───── GIVEN RECORDS

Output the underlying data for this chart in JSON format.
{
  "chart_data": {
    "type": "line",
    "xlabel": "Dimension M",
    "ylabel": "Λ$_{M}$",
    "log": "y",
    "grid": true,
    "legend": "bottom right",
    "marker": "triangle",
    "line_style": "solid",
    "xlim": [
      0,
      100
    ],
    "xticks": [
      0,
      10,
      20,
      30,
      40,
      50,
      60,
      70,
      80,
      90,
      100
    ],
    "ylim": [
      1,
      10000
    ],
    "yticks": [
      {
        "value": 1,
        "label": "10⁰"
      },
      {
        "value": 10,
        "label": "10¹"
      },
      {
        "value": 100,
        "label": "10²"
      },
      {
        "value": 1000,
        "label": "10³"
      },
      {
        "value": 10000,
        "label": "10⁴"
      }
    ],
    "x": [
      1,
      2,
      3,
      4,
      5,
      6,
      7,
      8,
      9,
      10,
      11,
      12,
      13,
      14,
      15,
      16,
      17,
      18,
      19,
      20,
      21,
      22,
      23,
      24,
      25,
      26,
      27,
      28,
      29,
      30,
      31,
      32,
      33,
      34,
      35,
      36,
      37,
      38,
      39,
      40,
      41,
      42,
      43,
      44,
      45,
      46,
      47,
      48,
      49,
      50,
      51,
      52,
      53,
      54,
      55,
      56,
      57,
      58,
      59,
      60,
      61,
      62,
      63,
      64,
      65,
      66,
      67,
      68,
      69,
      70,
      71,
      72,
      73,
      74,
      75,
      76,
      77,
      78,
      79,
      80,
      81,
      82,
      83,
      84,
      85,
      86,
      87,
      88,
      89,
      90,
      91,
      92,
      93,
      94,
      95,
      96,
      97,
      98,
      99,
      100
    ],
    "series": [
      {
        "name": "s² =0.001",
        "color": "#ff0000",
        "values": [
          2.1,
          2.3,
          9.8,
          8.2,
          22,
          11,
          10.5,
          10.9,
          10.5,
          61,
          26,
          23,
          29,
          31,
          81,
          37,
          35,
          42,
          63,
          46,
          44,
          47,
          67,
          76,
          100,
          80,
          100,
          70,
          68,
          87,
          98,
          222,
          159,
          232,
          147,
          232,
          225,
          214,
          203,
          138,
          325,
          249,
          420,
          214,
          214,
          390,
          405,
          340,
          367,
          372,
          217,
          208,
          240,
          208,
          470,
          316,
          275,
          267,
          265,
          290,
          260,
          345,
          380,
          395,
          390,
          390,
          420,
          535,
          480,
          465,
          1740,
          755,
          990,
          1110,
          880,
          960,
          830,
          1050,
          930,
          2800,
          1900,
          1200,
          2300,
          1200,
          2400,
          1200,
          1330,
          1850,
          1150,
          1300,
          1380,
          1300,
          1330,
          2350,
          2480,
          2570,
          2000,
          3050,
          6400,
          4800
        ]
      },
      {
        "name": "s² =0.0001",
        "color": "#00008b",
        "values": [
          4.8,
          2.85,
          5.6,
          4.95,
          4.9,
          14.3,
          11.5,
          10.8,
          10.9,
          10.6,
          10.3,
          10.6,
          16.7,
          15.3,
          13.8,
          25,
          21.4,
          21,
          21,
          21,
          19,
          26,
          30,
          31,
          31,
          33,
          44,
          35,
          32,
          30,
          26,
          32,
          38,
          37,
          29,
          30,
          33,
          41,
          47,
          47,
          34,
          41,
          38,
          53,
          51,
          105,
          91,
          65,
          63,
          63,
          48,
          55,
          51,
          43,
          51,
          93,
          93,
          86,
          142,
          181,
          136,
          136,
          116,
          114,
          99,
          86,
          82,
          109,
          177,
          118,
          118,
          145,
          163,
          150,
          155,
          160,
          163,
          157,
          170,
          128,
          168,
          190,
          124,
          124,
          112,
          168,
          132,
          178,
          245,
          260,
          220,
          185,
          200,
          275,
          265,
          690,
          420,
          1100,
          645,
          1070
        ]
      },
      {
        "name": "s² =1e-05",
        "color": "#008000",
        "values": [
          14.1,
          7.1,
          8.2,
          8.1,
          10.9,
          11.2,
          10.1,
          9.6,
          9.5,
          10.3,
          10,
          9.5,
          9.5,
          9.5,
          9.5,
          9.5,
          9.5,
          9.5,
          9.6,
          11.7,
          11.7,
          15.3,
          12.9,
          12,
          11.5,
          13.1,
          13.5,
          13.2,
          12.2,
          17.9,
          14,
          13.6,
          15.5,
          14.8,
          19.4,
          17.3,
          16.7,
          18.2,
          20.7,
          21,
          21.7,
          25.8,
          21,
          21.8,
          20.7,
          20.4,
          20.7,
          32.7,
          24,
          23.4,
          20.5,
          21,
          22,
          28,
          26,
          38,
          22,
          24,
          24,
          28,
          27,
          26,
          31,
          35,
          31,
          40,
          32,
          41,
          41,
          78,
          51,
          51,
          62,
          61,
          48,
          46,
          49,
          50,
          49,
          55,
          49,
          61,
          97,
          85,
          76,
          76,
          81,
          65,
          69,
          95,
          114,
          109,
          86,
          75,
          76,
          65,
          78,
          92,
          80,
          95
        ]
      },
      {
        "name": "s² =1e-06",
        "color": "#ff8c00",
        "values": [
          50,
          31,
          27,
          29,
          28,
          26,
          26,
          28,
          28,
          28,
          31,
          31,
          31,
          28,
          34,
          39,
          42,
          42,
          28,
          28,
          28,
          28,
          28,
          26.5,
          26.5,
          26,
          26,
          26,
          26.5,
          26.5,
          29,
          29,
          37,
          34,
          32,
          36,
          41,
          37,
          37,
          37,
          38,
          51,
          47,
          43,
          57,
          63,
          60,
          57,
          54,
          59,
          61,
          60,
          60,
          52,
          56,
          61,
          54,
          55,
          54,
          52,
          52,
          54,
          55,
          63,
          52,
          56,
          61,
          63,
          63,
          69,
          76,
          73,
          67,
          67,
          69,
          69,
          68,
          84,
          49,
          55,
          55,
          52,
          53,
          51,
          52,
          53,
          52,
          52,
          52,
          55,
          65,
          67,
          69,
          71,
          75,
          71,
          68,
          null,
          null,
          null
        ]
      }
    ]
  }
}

──────────

# WHAT IS ASKED
Write out the entire listing exactly.

# TASK ANSWER
Output the underlying data for this chart in JSON format.
{
  "chart_data": {
    "type": "line",
    "xlabel": "Dimension M",
    "ylabel": "Λ$_{M}$",
    "log": "y",
    "grid": true,
    "legend": "bottom right",
    "marker": "triangle",
    "line_style": "solid",
    "xlim": [
      0,
      100
    ],
    "xticks": [
      0,
      10,
      20,
      30,
      40,
      50,
      60,
      70,
      80,
      90,
      100
    ],
    "ylim": [
      1,
      10000
    ],
    "yticks": [
      {
        "value": 1,
        "label": "10⁰"
      },
      {
        "value": 10,
        "label": "10¹"
      },
      {
        "value": 100,
        "label": "10²"
      },
      {
        "value": 1000,
        "label": "10³"
      },
      {
        "value": 10000,
        "label": "10⁴"
      }
    ],
    "x": [
      1,
      2,
      3,
      4,
      5,
      6,
      7,
      8,
      9,
      10,
      11,
      12,
      13,
      14,
      15,
      16,
      17,
      18,
      19,
      20,
      21,
      22,
      23,
      24,
      25,
      26,
      27,
      28,
      29,
      30,
      31,
      32,
      33,
      34,
      35,
      36,
      37,
      38,
      39,
      40,
      41,
      42,
      43,
      44,
      45,
      46,
      47,
      48,
      49,
      50,
      51,
      52,
      53,
      54,
      55,
      56,
      57,
      58,
      59,
      60,
      61,
      62,
      63,
      64,
      65,
      66,
      67,
      68,
      69,
      70,
      71,
      72,
      73,
      74,
      75,
      76,
      77,
      78,
      79,
      80,
      81,
      82,
      83,
      84,
      85,
      86,
      87,
      88,
      89,
      90,
      91,
      92,
      93,
      94,
      95,
      96,
      97,
      98,
      99,
      100
    ],
    "series": [
      {
        "name": "s² =0.001",
        "color": "#ff0000",
        "values": [
          2.1,
          2.3,
          9.8,
          8.2,
          22,
          11,
          10.5,
          10.9,
          10.5,
          61,
          26,
          23,
          29,
          31,
          81,
          37,
          35,
          42,
          63,
          46,
          44,
          47,
          67,
          76,
          100,
          80,
          100,
          70,
          68,
          87,
          98,
          222,
          159,
          232,
          147,
          232,
          225,
          214,
          203,
          138,
          325,
          249,
          420,
          214,
          214,
          390,
          405,
          340,
          367,
          372,
          217,
          208,
          240,
          208,
          470,
          316,
          275,
          267,
          265,
          290,
          260,
          345,
          380,
          395,
          390,
          390,
          420,
          535,
          480,
          465,
          1740,
          755,
          990,
          1110,
          880,
          960,
          830,
          1050,
          930,
          2800,
          1900,
          1200,
          2300,
          1200,
          2400,
          1200,
          1330,
          1850,
          1150,
          1300,
          1380,
          1300,
          1330,
          2350,
          2480,
          2570,
          2000,
          3050,
          6400,
          4800
        ]
      },
      {
        "name": "s² =0.0001",
        "color": "#00008b",
        "values": [
          4.8,
          2.85,
          5.6,
          4.95,
          4.9,
          14.3,
          11.5,
          10.8,
          10.9,
          10.6,
          10.3,
          10.6,
          16.7,
          15.3,
          13.8,
          25,
          21.4,
          21,
          21,
          21,
          19,
          26,
          30,
          31,
          31,
          33,
          44,
          35,
          32,
          30,
          26,
          32,
          38,
          37,
          29,
          30,
          33,
          41,
          47,
          47,
          34,
          41,
          38,
          53,
          51,
          105,
          91,
          65,
          63,
          63,
          48,
          55,
          51,
          43,
          51,
          93,
          93,
          86,
          142,
          181,
          136,
          136,
          116,
          114,
          99,
          86,
          82,
          109,
          177,
          118,
          118,
          145,
          163,
          150,
          155,
          160,
          163,
          157,
          170,
          128,
          168,
          190,
          124,
          124,
          112,
          168,
          132,
          178,
          245,
          260,
          220,
          185,
          200,
          275,
          265,
          690,
          420,
          1100,
          645,
          1070
        ]
      },
      {
        "name": "s² =1e-05",
        "color": "#008000",
        "values": [
          14.1,
          7.1,
          8.2,
          8.1,
          10.9,
          11.2,
          10.1,
          9.6,
          9.5,
          10.3,
          10,
          9.5,
          9.5,
          9.5,
          9.5,
          9.5,
          9.5,
          9.5,
          9.6,
          11.7,
          11.7,
          15.3,
          12.9,
          12,
          11.5,
          13.1,
          13.5,
          13.2,
          12.2,
          17.9,
          14,
          13.6,
          15.5,
          14.8,
          19.4,
          17.3,
          16.7,
          18.2,
          20.7,
          21,
          21.7,
          25.8,
          21,
          21.8,
          20.7,
          20.4,
          20.7,
          32.7,
          24,
          23.4,
          20.5,
          21,
          22,
          28,
          26,
          38,
          22,
          24,
          24,
          28,
          27,
          26,
          31,
          35,
          31,
          40,
          32,
          41,
          41,
          78,
          51,
          51,
          62,
          61,
          48,
          46,
          49,
          50,
          49,
          55,
          49,
          61,
          97,
          85,
          76,
          76,
          81,
          65,
          69,
          95,
          114,
          109,
          86,
          75,
          76,
          65,
          78,
          92,
          80,
          95
        ]
      },
      {
        "name": "s² =1e-06",
        "color": "#ff8c00",
        "values": [
          50,
          31,
          27,
          29,
          28,
          26,
          26,
          28,
          28,
          28,
          31,
          31,
          31,
          28,
          34,
          39,
          42,
          42,
          28,
          28,
          28,
          28,
          28,
          26.5,
          26.5,
          26,
          26,
          26,
          26.5,
          26.5,
          29,
          29,
          37,
          34,
          32,
          36,
          41,
          37,
          37,
          37,
          38,
          51,
          47,
          43,
          57,
          63,
          60,
          57,
          54,
          59,
          61,
          60,
          60,
          52,
          56,
          61,
          54,
          55,
          54,
          52,
          52,
          54,
          55,
          63,
          52,
          56,
          61,
          63,
          63,
          69,
          76,
          73,
          67,
          67,
          69,
          69,
          68,
          84,
          49,
          55,
          55,
          52,
          53,
          51,
          52,
          53,
          52,
          52,
          52,
          55,
          65,
          67,
          69,
          71,
          75,
          71,
          68,
          null,
          null,
          null
        ]
      }
    ]
  }
}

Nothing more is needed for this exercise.